● **The task**:
Gather all lines with "Solar" from the records.

● **Supplied entries**:
□ □ □

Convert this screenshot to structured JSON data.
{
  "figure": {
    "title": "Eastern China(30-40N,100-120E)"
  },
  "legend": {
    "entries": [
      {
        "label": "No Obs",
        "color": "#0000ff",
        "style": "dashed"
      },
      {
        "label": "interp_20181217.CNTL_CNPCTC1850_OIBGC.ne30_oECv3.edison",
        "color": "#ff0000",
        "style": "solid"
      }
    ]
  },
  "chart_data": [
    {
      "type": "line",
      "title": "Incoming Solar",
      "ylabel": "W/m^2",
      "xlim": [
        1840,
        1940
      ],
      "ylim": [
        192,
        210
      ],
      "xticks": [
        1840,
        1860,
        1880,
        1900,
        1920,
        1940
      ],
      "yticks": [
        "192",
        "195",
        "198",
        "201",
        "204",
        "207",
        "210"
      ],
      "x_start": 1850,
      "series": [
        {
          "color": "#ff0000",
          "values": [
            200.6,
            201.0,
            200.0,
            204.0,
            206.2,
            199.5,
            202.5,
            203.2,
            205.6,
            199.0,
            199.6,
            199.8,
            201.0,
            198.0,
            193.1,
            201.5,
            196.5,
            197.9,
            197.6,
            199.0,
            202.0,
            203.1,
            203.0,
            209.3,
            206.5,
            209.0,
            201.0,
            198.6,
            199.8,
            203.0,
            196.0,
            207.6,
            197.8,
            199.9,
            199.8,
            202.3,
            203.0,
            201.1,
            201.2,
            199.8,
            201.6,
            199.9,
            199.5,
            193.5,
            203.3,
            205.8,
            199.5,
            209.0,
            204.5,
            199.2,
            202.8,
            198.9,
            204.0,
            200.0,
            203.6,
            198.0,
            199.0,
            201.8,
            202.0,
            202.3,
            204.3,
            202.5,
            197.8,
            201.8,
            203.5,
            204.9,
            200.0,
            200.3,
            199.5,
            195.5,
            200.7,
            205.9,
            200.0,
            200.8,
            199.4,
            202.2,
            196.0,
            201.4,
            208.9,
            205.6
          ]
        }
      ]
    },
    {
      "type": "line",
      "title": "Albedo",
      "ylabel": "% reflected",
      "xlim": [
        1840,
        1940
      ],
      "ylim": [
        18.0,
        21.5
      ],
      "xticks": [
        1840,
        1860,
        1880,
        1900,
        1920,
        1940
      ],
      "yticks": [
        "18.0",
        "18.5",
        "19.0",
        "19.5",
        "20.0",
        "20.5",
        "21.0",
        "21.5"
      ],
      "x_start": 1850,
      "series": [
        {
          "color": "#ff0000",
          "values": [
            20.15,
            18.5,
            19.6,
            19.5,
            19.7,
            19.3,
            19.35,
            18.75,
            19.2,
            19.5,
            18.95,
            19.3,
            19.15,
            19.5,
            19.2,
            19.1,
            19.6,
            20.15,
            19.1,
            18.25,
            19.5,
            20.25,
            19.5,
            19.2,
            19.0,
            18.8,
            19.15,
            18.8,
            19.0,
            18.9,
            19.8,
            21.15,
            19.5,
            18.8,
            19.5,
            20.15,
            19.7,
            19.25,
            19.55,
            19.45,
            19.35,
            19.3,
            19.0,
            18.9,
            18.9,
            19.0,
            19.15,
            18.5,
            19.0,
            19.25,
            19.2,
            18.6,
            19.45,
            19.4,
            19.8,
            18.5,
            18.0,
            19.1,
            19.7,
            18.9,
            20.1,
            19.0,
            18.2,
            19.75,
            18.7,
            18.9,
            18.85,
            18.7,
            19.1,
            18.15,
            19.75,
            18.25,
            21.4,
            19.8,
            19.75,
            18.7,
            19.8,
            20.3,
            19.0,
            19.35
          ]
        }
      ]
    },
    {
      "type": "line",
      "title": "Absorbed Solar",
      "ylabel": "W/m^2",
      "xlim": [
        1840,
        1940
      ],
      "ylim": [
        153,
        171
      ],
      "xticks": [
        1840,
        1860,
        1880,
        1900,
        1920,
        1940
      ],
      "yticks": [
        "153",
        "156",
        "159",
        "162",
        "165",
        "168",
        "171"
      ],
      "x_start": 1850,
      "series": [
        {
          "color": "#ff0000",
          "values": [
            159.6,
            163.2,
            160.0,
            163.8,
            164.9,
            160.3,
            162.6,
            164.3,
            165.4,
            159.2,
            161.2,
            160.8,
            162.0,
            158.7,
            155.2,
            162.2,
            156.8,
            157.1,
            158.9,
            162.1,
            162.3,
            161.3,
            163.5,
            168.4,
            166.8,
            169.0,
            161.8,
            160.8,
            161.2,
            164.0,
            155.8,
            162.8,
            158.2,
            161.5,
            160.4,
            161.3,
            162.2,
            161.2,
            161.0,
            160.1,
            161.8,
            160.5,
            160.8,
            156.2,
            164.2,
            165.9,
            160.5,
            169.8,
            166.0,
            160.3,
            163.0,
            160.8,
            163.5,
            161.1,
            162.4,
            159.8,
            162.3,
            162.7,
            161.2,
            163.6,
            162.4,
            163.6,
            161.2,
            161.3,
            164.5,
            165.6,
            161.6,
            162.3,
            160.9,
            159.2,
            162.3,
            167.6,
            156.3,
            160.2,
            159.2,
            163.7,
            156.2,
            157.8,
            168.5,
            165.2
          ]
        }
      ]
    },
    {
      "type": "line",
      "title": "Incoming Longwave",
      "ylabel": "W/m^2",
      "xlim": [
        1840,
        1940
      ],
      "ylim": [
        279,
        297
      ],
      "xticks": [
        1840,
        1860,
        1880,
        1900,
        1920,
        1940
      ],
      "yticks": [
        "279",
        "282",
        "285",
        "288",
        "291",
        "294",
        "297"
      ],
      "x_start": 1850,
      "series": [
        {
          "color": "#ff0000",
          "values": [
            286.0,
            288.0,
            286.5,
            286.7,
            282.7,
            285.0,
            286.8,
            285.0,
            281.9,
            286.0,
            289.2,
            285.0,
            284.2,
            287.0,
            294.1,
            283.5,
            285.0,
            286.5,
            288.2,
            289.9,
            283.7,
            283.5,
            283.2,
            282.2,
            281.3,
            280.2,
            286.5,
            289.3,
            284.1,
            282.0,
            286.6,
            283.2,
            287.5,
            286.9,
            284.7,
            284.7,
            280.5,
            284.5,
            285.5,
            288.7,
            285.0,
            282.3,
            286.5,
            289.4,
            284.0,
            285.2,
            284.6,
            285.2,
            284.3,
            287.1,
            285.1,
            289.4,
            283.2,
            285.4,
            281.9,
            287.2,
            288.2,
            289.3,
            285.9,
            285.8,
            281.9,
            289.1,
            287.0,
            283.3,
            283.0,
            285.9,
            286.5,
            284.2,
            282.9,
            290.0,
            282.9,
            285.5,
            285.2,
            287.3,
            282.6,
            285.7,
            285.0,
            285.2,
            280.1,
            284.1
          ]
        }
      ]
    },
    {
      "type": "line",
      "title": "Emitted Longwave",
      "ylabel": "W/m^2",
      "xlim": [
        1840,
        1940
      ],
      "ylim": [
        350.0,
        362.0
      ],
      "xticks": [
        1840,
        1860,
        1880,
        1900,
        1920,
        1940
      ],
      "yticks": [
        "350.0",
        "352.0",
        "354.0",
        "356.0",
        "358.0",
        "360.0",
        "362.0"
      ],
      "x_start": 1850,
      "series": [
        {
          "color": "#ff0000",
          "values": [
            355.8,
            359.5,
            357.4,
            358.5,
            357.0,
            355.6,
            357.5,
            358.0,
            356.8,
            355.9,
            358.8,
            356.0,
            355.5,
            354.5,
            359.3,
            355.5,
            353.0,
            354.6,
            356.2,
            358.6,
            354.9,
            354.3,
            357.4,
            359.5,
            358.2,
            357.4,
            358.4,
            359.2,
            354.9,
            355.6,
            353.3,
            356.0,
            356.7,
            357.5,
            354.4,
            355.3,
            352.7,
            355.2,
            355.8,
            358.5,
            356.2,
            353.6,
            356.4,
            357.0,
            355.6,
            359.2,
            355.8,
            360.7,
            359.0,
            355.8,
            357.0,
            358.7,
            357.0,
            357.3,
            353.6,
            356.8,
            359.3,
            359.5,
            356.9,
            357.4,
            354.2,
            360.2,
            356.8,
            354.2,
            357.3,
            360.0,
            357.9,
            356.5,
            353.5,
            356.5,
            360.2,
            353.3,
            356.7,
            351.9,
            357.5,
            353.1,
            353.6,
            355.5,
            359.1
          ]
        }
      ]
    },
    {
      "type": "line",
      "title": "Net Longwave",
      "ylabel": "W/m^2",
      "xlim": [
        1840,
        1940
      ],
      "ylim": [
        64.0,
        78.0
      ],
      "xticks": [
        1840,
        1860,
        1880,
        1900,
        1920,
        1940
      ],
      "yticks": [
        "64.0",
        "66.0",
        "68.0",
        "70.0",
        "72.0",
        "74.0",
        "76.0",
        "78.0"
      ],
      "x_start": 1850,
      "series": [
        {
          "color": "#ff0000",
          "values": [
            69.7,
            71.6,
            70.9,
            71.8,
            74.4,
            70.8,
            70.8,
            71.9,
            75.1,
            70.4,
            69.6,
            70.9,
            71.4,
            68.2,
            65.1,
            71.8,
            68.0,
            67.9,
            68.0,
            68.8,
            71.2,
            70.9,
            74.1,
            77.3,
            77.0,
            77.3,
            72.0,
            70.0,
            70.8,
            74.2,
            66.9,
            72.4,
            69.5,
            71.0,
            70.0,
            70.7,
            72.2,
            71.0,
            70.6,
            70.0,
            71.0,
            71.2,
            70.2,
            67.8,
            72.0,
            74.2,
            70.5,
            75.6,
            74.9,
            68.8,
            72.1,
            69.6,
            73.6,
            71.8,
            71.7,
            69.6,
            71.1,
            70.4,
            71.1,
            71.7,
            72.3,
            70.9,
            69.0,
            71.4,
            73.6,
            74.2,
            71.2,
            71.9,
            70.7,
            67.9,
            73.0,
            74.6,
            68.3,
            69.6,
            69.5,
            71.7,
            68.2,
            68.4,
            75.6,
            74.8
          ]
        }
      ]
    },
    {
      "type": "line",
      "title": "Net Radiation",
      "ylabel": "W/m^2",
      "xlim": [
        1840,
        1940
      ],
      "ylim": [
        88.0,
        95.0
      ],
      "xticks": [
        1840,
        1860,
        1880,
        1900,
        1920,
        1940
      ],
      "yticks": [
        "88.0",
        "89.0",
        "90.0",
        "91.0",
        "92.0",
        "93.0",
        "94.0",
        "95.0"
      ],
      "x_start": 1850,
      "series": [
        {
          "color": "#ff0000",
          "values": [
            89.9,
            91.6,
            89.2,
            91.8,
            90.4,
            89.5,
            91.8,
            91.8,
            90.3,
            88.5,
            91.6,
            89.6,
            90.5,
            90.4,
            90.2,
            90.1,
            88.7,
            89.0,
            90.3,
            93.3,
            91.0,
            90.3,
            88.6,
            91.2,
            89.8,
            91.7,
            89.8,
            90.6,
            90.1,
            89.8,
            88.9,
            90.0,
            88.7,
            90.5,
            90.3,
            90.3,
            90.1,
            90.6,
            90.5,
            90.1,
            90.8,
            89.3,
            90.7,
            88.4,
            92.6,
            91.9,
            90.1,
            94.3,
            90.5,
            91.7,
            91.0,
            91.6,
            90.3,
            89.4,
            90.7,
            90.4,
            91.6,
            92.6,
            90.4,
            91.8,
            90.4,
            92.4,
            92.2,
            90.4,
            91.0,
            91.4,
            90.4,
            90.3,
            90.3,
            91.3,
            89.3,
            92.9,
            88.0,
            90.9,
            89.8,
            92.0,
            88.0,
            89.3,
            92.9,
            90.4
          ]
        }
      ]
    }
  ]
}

□ □ □

● **Output below**:
      "title": "Incoming Solar",
      "title": "Absorbed Solar",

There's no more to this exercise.